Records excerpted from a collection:
* * * * *

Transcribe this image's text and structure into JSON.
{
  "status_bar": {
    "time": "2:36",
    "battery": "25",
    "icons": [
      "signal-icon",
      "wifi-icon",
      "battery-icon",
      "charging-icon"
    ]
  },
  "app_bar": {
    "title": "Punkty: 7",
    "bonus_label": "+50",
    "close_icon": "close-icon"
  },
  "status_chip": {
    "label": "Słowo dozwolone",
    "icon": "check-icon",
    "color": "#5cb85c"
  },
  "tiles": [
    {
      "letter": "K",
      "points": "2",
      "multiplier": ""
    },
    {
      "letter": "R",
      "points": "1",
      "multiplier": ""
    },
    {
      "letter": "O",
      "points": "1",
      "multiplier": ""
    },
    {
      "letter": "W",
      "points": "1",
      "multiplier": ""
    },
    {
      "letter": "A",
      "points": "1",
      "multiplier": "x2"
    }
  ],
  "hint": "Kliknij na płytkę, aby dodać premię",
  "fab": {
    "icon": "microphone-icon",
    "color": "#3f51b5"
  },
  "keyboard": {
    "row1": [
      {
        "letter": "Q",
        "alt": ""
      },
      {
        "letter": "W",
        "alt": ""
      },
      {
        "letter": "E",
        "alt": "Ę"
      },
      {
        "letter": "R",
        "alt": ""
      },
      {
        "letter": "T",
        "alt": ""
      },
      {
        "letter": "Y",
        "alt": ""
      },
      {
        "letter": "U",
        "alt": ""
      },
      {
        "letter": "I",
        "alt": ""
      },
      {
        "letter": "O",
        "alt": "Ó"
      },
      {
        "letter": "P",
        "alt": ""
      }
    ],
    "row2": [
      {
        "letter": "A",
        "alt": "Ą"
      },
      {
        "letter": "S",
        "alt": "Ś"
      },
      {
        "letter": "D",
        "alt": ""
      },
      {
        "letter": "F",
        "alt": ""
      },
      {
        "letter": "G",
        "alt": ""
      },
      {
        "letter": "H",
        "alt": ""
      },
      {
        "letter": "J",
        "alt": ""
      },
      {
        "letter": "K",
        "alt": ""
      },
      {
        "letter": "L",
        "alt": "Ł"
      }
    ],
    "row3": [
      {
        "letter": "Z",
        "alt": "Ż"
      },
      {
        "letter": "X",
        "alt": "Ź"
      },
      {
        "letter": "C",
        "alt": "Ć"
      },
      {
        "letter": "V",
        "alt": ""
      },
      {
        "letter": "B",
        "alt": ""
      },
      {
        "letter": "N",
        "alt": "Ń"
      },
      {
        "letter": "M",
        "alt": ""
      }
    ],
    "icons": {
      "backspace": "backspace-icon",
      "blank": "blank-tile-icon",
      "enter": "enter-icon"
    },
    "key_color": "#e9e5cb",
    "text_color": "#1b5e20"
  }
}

* * * * *

§ **The problem**:
The records above should be duplicated in full, exactly as given.

§ **Response**:
Transcribe this image's text and structure into JSON.
{
  "status_bar": {
    "time": "2:36",
    "battery": "25",
    "icons": [
      "signal-icon",
      "wifi-icon",
      "battery-icon",
      "charging-icon"
    ]
  },
  "app_bar": {
    "title": "Punkty: 7",
    "bonus_label": "+50",
    "close_icon": "close-icon"
  },
  "status_chip": {
    "label": "Słowo dozwolone",
    "icon": "check-icon",
    "color": "#5cb85c"
  },
  "tiles": [
    {
      "letter": "K",
      "points": "2",
      "multiplier": ""
    },
    {
      "letter": "R",
      "points": "1",
      "multiplier": ""
    },
    {
      "letter": "O",
      "points": "1",
      "multiplier": ""
    },
    {
      "letter": "W",
      "points": "1",
      "multiplier": ""
    },
    {
      "letter": "A",
      "points": "1",
      "multiplier": "x2"
    }
  ],
  "hint": "Kliknij na płytkę, aby dodać premię",
  "fab": {
    "icon": "microphone-icon",
    "color": "#3f51b5"
  },
  "keyboard": {
    "row1": [
      {
        "letter": "Q",
        "alt": ""
      },
      {
        "letter": "W",
        "alt": ""
      },
      {
        "letter": "E",
        "alt": "Ę"
      },
      {
        "letter": "R",
        "alt": ""
      },
      {
        "letter": "T",
        "alt": ""
      },
      {
        "letter": "Y",
        "alt": ""
      },
      {
        "letter": "U",
        "alt": ""
      },
      {
        "letter": "I",
        "alt": ""
      },
      {
        "letter": "O",
        "alt": "Ó"
      },
      {
        "letter": "P",
        "alt": ""
      }
    ],
    "row2": [
      {
        "letter": "A",
        "alt": "Ą"
      },
      {
        "letter": "S",
        "alt": "Ś"
      },
      {
        "letter": "D",
        "alt": ""
      },
      {
        "letter": "F",
        "alt": ""
      },
      {
        "letter": "G",
        "alt": ""
      },
      {
        "letter": "H",
        "alt": ""
      },
      {
        "letter": "J",
        "alt": ""
      },
      {
        "letter": "K",
        "alt": ""
      },
      {
        "letter": "L",
        "alt": "Ł"
      }
    ],
    "row3": [
      {
        "letter": "Z",
        "alt": "Ż"
      },
      {
        "letter": "X",
        "alt": "Ź"
      },
      {
        "letter": "C",
        "alt": "Ć"
      },
      {
        "letter": "V",
        "alt": ""
      },
      {
        "letter": "B",
        "alt": ""
      },
      {
        "letter": "N",
        "alt": "Ń"
      },
      {
        "letter": "M",
        "alt": ""
      }
    ],
    "icons": {
      "backspace": "backspace-icon",
      "blank": "blank-tile-icon",
      "enter": "enter-icon"
    },
    "key_color": "#e9e5cb",
    "text_color": "#1b5e20"
  }
}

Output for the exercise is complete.